EXTRACT PROVIDED:

"""

Without suitable configuration, we see the familiar CORS preflight error.

CORS Lambda: Preflight error

Resolving this error in a Serverless context is simple. All we do is add the cors: true option to our events array in the serverless.yml configuration file, which sets up the preflight request and creates an OPTION request on AWS.

yml
functions:
cors_test_lambda:
handler: src/index.handler
events:
- http:
path: /cors
method: get
cors: true
- http:
path: /cors
method: post
cors: true

Handling credentials

If we want to send cookies and auth credentials across domains, Serverless has us covered.

For fetch to grab our cookies and send them to another domain, all we need to do is set credentials to include in our fetch call.

js
fetch(URL, {
method: "POST",
headers: {
"content-type": "application/json",
},
credentials: "include",
});

Having made these changes our fetch fails again.

CORS Lambda: Preflight credentials issue

We receive an error about the preflight request. In the previous guide we resolved this issue by setting the header Access-Control-Allow-Credentials to true. With Serverless, we don't have to. Instead, we tell Serverless to handle advanced CORS features and the preflight request will be modified accordingly.

yml
functions:
cors_test_lambda:
handler: src/index.handler
events:
- http:
path: /cors
method: get
cors: true
- http:
path: /cors
method: post
cors:
allowCredentials: true
headers:
- Content-Type
origin: "*"

In Serverless, CORS options can be a boolean or an object. Using an object means we have control over headers, origin and most importantly, credentials (which will attach Access-Control-Allow-Credentials to the preflight request).

With these changes deployed, our error message changes:

CORS Lambda: Wildcard error

Our error now relates to the actual request rather than the preflight request. This happens because we cannot wildcard origins as a security precaution. We need to be specific, so we modify our Lambda accordingly.

js
exports.handler = async () => {
return {
statusCode: 200,
body: JSON.stringify({ ok: true }),
headers: {
"Access-Control-Allow-Origin": "http://localhost:3000",
},
};
};

Our final error relates to Access-Control-Allow-Credentials header not being set. We dealt with this error on the preflight request and now we need to handle the actual request.

CORS Lambda: Headers error on actual request

After making the changes we reach a success state where our fetch request can communicate cookies between domains.

"""

WHAT TO WORK ON:
a - Can you reproduce, word for word, the part of the Serverless CORS excerpt between "CORS Lambda: Preflight error" and "request on AWS.", inclusive?
b - Would you continue the Serverless CORS excerpt, picking up after its last sentence?

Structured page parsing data
"""

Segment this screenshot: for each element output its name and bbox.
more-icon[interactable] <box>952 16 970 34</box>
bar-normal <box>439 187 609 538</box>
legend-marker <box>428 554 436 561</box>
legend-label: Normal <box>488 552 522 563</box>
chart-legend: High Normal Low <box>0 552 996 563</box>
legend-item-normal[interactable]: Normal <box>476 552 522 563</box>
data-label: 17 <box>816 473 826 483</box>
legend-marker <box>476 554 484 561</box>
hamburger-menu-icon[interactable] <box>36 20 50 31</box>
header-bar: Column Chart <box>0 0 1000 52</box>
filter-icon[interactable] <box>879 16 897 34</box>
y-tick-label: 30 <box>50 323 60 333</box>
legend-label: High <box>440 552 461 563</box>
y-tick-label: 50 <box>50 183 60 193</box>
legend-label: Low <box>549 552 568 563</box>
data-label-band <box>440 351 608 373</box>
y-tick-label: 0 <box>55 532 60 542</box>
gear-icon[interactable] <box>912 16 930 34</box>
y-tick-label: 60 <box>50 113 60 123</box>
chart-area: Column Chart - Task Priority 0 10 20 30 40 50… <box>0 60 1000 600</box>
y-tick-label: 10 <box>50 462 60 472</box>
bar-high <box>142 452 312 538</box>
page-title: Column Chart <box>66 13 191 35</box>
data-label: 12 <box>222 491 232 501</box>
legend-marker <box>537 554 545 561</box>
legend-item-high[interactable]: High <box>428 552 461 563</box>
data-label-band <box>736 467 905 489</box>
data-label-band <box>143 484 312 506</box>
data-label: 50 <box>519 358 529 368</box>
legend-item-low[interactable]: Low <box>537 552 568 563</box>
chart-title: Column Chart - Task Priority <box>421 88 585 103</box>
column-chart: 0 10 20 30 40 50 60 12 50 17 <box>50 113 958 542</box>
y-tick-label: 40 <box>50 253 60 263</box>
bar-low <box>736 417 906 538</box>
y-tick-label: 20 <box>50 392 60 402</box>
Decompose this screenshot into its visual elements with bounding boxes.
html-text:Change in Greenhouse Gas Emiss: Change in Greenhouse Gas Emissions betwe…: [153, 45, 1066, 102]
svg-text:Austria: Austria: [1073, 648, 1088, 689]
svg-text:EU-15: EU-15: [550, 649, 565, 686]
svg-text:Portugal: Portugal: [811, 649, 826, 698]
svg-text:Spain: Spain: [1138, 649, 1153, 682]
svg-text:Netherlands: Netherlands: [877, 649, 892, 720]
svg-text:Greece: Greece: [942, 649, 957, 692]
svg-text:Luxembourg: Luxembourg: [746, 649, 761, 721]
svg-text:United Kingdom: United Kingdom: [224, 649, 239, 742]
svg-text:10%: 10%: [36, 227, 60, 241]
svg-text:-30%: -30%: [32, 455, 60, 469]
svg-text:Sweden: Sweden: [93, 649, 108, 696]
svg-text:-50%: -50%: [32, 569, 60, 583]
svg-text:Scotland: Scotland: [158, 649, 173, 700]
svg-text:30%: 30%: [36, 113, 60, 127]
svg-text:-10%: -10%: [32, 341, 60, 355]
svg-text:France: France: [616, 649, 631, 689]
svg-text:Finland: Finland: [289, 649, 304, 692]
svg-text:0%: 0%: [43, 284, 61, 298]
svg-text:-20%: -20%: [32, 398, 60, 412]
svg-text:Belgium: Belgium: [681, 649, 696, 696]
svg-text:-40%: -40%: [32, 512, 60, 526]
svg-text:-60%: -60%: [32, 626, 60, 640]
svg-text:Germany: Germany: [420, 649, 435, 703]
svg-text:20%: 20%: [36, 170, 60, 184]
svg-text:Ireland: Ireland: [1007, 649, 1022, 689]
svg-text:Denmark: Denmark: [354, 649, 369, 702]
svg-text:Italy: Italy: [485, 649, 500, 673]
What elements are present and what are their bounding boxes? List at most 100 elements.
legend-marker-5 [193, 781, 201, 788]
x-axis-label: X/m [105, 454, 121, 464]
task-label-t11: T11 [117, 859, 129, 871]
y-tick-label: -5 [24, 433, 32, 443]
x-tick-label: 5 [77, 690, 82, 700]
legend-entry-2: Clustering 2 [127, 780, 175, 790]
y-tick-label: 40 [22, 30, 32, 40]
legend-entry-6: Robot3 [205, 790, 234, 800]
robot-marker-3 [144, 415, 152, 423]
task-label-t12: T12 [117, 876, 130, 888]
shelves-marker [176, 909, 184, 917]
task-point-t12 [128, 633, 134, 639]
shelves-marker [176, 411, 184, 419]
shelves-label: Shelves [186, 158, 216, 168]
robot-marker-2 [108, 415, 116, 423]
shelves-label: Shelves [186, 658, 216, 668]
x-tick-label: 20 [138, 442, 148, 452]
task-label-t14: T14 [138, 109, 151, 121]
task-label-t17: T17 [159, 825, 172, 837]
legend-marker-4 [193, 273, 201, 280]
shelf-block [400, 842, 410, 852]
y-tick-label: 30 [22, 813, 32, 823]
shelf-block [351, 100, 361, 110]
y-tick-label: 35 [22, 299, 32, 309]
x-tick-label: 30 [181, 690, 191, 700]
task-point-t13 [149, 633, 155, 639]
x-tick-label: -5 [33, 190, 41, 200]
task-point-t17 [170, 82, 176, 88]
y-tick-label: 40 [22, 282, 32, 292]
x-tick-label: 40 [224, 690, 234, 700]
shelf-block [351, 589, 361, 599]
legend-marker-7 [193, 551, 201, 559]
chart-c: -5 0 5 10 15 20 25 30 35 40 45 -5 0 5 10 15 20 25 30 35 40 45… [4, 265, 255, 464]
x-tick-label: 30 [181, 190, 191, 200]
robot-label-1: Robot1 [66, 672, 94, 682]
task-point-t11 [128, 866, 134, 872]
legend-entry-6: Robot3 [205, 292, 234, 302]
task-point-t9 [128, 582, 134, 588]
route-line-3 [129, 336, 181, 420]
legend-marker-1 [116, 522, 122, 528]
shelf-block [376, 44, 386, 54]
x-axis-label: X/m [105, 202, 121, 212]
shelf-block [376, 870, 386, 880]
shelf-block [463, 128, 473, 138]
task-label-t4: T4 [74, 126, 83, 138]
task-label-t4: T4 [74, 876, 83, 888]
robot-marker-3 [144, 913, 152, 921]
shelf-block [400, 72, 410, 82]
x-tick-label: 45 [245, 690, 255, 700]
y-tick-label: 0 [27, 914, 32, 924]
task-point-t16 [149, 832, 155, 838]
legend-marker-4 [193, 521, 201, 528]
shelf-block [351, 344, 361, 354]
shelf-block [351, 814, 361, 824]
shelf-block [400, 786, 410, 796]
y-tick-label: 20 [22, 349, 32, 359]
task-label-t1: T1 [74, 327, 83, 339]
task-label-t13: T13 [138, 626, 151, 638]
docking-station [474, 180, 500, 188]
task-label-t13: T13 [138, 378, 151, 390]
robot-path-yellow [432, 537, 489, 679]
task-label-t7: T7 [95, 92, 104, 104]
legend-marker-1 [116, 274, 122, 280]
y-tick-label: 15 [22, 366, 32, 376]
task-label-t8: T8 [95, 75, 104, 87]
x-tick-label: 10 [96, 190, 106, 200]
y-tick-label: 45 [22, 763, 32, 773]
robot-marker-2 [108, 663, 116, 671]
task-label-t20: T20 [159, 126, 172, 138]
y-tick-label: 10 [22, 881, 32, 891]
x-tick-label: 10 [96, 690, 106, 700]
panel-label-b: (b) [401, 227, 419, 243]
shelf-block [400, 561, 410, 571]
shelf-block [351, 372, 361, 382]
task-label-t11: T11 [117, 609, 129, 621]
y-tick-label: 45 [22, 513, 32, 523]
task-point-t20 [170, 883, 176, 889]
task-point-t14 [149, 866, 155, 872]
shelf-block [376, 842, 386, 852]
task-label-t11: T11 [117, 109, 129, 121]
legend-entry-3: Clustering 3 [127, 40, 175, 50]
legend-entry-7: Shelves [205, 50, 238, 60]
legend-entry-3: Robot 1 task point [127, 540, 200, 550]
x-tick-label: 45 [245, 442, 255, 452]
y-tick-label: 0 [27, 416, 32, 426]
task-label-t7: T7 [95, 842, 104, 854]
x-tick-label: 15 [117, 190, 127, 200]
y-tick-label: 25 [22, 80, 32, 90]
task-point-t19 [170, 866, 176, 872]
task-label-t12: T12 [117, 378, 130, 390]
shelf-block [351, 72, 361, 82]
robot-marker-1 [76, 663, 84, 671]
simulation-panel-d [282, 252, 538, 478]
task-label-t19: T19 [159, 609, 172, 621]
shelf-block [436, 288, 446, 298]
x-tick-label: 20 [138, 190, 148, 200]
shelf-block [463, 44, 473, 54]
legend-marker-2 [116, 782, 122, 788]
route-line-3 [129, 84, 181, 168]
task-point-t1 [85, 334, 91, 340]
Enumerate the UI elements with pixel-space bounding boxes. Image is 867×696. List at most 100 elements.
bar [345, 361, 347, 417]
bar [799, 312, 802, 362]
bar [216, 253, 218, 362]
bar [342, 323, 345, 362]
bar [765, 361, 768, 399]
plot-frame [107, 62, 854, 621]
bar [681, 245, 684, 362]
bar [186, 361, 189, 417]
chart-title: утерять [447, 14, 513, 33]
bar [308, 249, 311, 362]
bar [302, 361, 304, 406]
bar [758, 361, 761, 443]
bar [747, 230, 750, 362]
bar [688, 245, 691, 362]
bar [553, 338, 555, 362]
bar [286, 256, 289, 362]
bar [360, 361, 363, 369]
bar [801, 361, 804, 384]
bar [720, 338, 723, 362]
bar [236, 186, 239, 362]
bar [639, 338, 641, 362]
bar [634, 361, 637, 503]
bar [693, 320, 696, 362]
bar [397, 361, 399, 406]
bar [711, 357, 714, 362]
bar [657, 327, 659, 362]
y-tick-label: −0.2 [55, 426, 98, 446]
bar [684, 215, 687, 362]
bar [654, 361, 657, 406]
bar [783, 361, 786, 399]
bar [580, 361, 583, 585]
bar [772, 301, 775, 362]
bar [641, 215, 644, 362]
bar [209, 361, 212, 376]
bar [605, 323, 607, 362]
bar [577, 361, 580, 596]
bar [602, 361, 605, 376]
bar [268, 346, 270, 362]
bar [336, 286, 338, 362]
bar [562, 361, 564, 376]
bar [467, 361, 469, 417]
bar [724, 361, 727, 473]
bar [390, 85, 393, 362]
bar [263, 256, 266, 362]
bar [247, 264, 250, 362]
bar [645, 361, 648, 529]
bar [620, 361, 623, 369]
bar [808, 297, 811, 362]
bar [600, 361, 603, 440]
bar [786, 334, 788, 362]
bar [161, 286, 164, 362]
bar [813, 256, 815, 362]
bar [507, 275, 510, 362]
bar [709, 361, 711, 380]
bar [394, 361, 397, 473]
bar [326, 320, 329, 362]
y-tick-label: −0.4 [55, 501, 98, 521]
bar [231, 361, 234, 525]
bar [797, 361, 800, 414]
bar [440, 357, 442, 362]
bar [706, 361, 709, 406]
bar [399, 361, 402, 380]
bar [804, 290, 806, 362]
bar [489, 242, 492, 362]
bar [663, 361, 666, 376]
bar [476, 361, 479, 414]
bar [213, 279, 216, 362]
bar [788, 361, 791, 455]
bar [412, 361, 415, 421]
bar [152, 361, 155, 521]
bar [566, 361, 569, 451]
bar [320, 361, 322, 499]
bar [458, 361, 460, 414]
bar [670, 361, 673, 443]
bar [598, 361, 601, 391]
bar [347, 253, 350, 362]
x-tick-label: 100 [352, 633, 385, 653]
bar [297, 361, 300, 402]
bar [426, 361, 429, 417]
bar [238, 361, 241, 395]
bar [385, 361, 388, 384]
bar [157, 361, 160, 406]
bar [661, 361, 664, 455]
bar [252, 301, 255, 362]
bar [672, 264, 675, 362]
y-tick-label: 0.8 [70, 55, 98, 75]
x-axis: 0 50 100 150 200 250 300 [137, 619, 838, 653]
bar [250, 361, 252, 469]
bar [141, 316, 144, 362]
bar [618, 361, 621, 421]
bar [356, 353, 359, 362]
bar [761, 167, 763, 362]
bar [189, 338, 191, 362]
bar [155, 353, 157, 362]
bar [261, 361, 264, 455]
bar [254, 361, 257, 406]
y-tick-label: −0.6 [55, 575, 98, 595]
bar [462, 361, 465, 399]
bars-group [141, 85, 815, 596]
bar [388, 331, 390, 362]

"""

ANSWERS GIVEN:
a -
CORS Lambda: Preflight error

Resolving this error in a Serverless context is simple. All we do is add the cors: true option to our events array in the serverless.yml configuration file, which sets up the preflight request and creates an OPTION request on AWS.

b -
js
exports.handler = async () => {
return {
statusCode: 200,
body: JSON.stringify({ ok: true }),
headers: {
"Access-Control-Allow-Origin": "http://localhost:3000",
"Access-Control-Allow-Credentials": true,
},
};
};

Bonus: middy middleware

Just as Express has middleware convenience functions—among them being one dedicated to setting appropriate CORS headers—AWS lambda has middleware packages too: including middy. We’ll use middy to refactor our function.

We start by adding two dependencies.

sh
yarn add @middy/core @middy/http-cors

With these packages installed, we can refactor our Lambda.

js
const middy = require("@middy/core");
const cors = require("@middy/http-cors");
exports.handler = middy(async () => {
return {
statusCode: 200,
body: JSON.stringify({ ok: true }),
};
}).use(
cors({
origin: "http://localhost:3000",
credentials: true,
})
);

The function middy takes a Lambda function.

Middy is a higher order function that returns a chainable function. We can attach middlewares to it with the help of .use(). In the code above we added CORS middleware. Notice we got rid of the CORS headers in the raw Lambda. We only return the status code and body where previously we had to handle the CORS headers manually.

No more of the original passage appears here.